## Updatable, weighted Random Forests

We are interested in producing a method for introducing new data into an existing Random Forest model. This data will come in the form of user provided feedback on the original model, and so we are also interested in being able to weight new training data more strongly.  

One idea would be to append new trees trained with the new data onto the end of the existing forest. The votes from these trees could be given higher weighting than the original trees, as a way of increasing the weight of the new data over the old.

NB we are interested in implementing this in R using the package `randomForest`, however here I have quickly hacked together an example in python using `sklearn`.

In [1]:
import numpy as np
from sklearn.datasets import load_iris
from sklearn.ensemble import RandomForestClassifier
from sklearn.model_selection import train_test_split
from scipy.stats import mode
from sklearn.ensemble.forest import _partition_estimators, parallel_helper
from sklearn.tree._tree import DTYPE
from sklearn.externals.joblib import Parallel, delayed
from sklearn.utils import check_array
from sklearn.utils.validation import check_is_fitted
from sklearn.metrics import confusion_matrix

I have extended the existing `RandomForestClassifier` from `sklearn` to include a function to allow prediction from votes rather than probability (modified from [this SE question](http://stats.stackexchange.com/questions/127077/random-forest-probabilistic-prediction-vs-majority-vote/148610#148610)), and to allow the addition of new trees.

In [2]:
class UpdatableRandomForestClassifier(RandomForestClassifier):
    
    def __init__(self, **kwargs):
        # set initial vote weight
        init_vote_weight = kwargs.pop('init_vote_weight', 1)
        super(UpdatableRandomForestClassifier, self).__init__(**kwargs)
        self.vote_weights = np.repeat(init_vote_weight, self.n_estimators)
    
    def fit_new_data(self, X, y, vote_weight=1, **kwargs):
        '''
        Fit new data independently using n_estimators and append these to the
        existing random forest model.
        '''
        new_trees = RandomForestClassifier(**kwargs).fit(X=X, y=y)
        new_tree_weights = np.repeat(vote_weight, new_trees.n_estimators)
        self.n_estimators += new_trees.n_estimators
        self.estimators_ += new_trees.estimators_
        self.vote_weights = np.concatenate([self.vote_weights,
                                            new_tree_weights])

    def predict_votes(self, X):
        """
        Predict class for X.

        Uses majority voting, rather than the soft voting scheme
        used by RandomForestClassifier.predict.
        """
        check_is_fitted(self, 'n_outputs_')

        # Check data
        X = check_array(X, dtype=DTYPE, accept_sparse="csr")

        # Assign chunk of trees to jobs
        n_jobs, n_trees, starts = _partition_estimators(self.n_estimators,
                                                        self.n_jobs)

——————

What you need to do:
a. Write out the updatable random forest text again, starting with "I have extended" and going on through "super(UpdatableRandomForestClassifier, self).__init__(**kwargs)", swapping "probability" for "likelihood".
b. Write the next part of the updatable random forest text, picking up right after its last line.

[Dataset items]

——————

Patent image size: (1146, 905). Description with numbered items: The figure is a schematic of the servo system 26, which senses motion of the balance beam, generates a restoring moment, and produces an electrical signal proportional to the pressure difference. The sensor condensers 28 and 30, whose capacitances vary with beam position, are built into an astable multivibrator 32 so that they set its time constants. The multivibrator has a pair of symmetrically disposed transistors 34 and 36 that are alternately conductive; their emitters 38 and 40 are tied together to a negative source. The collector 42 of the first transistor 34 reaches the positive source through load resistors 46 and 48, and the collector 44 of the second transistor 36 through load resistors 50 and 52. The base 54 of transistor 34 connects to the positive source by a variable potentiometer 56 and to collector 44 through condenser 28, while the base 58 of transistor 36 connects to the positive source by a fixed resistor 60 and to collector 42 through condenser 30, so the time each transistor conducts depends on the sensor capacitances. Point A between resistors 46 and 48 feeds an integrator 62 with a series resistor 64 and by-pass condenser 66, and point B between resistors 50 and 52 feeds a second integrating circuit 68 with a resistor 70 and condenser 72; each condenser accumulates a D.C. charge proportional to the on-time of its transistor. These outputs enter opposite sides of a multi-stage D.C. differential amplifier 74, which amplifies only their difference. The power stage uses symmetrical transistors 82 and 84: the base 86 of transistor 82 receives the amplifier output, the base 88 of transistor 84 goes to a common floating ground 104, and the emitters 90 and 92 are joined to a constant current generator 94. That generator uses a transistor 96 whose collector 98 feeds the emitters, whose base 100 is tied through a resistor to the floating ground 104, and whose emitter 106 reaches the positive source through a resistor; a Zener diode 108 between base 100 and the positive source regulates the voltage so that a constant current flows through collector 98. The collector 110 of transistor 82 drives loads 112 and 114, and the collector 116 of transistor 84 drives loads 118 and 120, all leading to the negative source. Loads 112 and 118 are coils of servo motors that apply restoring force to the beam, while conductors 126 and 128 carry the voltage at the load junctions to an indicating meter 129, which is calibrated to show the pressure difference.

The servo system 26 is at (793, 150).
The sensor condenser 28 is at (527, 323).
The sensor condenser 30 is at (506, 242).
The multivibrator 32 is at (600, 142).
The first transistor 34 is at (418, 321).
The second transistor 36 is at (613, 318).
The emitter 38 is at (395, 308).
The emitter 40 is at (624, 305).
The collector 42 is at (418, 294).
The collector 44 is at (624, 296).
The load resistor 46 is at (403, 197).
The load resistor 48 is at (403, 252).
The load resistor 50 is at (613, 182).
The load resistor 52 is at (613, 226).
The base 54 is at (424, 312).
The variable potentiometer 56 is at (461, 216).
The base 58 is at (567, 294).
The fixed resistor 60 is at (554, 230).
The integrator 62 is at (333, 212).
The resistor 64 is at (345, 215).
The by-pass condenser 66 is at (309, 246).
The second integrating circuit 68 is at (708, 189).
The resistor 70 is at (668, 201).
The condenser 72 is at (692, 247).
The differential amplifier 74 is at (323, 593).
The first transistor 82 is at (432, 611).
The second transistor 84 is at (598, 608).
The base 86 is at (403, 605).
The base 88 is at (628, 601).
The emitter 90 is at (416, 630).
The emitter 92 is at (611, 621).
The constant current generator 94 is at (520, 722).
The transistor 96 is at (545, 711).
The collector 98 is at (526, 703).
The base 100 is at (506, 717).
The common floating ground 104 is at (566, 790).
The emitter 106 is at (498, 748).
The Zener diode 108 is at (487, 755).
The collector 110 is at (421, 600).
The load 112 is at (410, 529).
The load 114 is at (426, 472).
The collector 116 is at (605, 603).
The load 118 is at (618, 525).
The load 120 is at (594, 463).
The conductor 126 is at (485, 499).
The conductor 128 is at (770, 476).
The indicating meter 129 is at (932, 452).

——————

Responses by task:
a.
I have extended the existing `RandomForestClassifier` from `sklearn` to include a function to allow prediction from votes rather than likelihood (modified from [this SE question](http://stats.stackexchange.com/questions/127077/random-forest-probabilistic-prediction-vs-majority-vote/148610#148610)), and to allow the addition of new trees.

In [2]:
class UpdatableRandomForestClassifier(RandomForestClassifier):
    
    def __init__(self, **kwargs):
        # set initial vote weight
        init_vote_weight = kwargs.pop('init_vote_weight', 1)
        super(UpdatableRandomForestClassifier, self).__init__(**kwargs)

b.
        # Parallel loop
        all_preds = Parallel(n_jobs=n_jobs, verbose=self.verbose,
                             backend="threading")(
            delayed(parallel_helper)(e, 'predict', X, check_input=False)
            for e in self.estimators_)
        
        # weight predictions from old / new trees
        all_preds = np.repeat(all_preds, self.vote_weights, axis=0)
        
        # calculate modes from weighted votes
        modes, _ = mode(all_preds, axis=0)
        modes = np.array(modes[0]).astype('int64')
        return self.classes_.take(modes, axis=0)
    
    def score_votes(self, X, y):
        '''
        Score accuracy using predict_votes
        '''
        return sum(rf.predict_votes(X) == y) / len(y)

I have used the iris dataset as an example

In [3]:
# split data into 1/4 initial training, 1/4 subsequent training and 1/2 test
iris = load_iris()
# only use last two variables to train
iris.data = iris.data[:, 2:]
X_train1, X_train2, y_train1, y_train2 = train_test_split(
    iris.data, iris.target, test_size=0.75, random_state=0
)
X_train2, X_test, y_train2, y_test = train_test_split(
    X_train2, y_train2, test_size=0.66, random_state=0
)


In [4]:
rf = UpdatableRandomForestClassifier(n_estimators=10,
                                     init_vote_weight=1,
                                     random_state=0)
rf = rf.fit(X_train1, y_train1)
print('accuracy:', rf.score_votes(X_test, y_test))
print('confusion matrix:')
print(confusion_matrix(rf.predict_votes(X_test), y_test))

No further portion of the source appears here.